◆ EXERCISE AIM ◆
Without including any pictures, write out all the entries exactly.

◆ DATA PROVIDED ◆
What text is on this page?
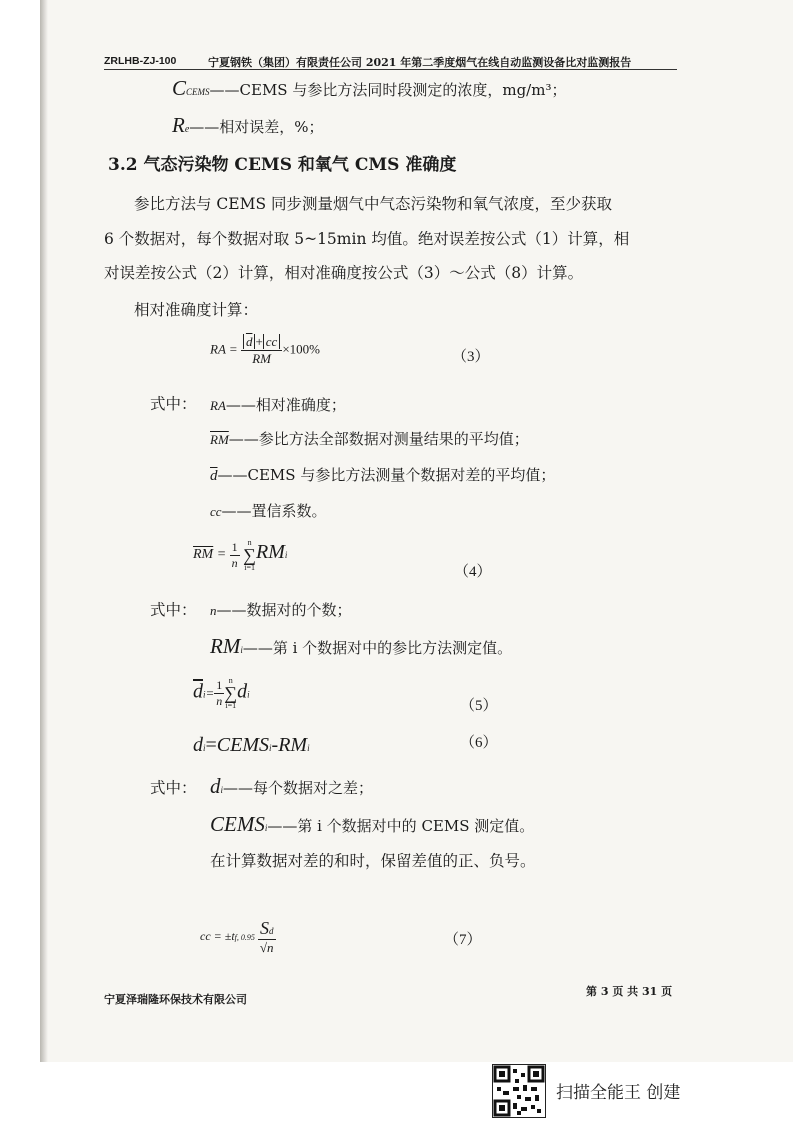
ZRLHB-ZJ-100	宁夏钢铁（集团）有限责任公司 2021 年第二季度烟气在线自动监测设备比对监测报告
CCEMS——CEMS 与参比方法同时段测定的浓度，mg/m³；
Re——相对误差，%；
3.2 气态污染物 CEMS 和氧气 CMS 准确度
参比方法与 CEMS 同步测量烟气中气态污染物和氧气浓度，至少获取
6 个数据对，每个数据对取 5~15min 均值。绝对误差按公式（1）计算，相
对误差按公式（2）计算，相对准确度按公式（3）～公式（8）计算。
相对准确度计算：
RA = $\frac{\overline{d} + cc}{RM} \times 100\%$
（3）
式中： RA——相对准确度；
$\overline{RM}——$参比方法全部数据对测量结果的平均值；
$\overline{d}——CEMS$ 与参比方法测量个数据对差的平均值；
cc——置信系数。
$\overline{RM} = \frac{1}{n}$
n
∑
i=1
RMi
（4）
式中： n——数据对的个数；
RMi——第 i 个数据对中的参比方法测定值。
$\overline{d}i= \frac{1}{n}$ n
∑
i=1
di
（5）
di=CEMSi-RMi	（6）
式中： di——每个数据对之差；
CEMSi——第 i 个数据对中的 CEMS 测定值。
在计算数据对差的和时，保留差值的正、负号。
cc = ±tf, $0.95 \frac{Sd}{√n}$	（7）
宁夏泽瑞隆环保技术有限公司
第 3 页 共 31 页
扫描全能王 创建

◆ FULL SOLUTION ◆
What text is on this page?
ZRLHB-ZJ-100	宁夏钢铁（集团）有限责任公司 2021 年第二季度烟气在线自动监测设备比对监测报告
CCEMS——CEMS 与参比方法同时段测定的浓度，mg/m³；
Re——相对误差，%；
3.2 气态污染物 CEMS 和氧气 CMS 准确度
参比方法与 CEMS 同步测量烟气中气态污染物和氧气浓度，至少获取
6 个数据对，每个数据对取 5~15min 均值。绝对误差按公式（1）计算，相
对误差按公式（2）计算，相对准确度按公式（3）～公式（8）计算。
相对准确度计算：
RA = $\frac{\overline{d} + cc}{RM} \times 100\%$
（3）
式中： RA——相对准确度；
$\overline{RM}——$参比方法全部数据对测量结果的平均值；
$\overline{d}——CEMS$ 与参比方法测量个数据对差的平均值；
cc——置信系数。
$\overline{RM} = \frac{1}{n}$
n
∑
i=1
RMi
（4）
式中： n——数据对的个数；
RMi——第 i 个数据对中的参比方法测定值。
$\overline{d}i= \frac{1}{n}$ n
∑
i=1
di
（5）
di=CEMSi-RMi	（6）
式中： di——每个数据对之差；
CEMSi——第 i 个数据对中的 CEMS 测定值。
在计算数据对差的和时，保留差值的正、负号。
cc = ±tf, $0.95 \frac{Sd}{√n}$	（7）
宁夏泽瑞隆环保技术有限公司
第 3 页 共 31 页
扫描全能王 创建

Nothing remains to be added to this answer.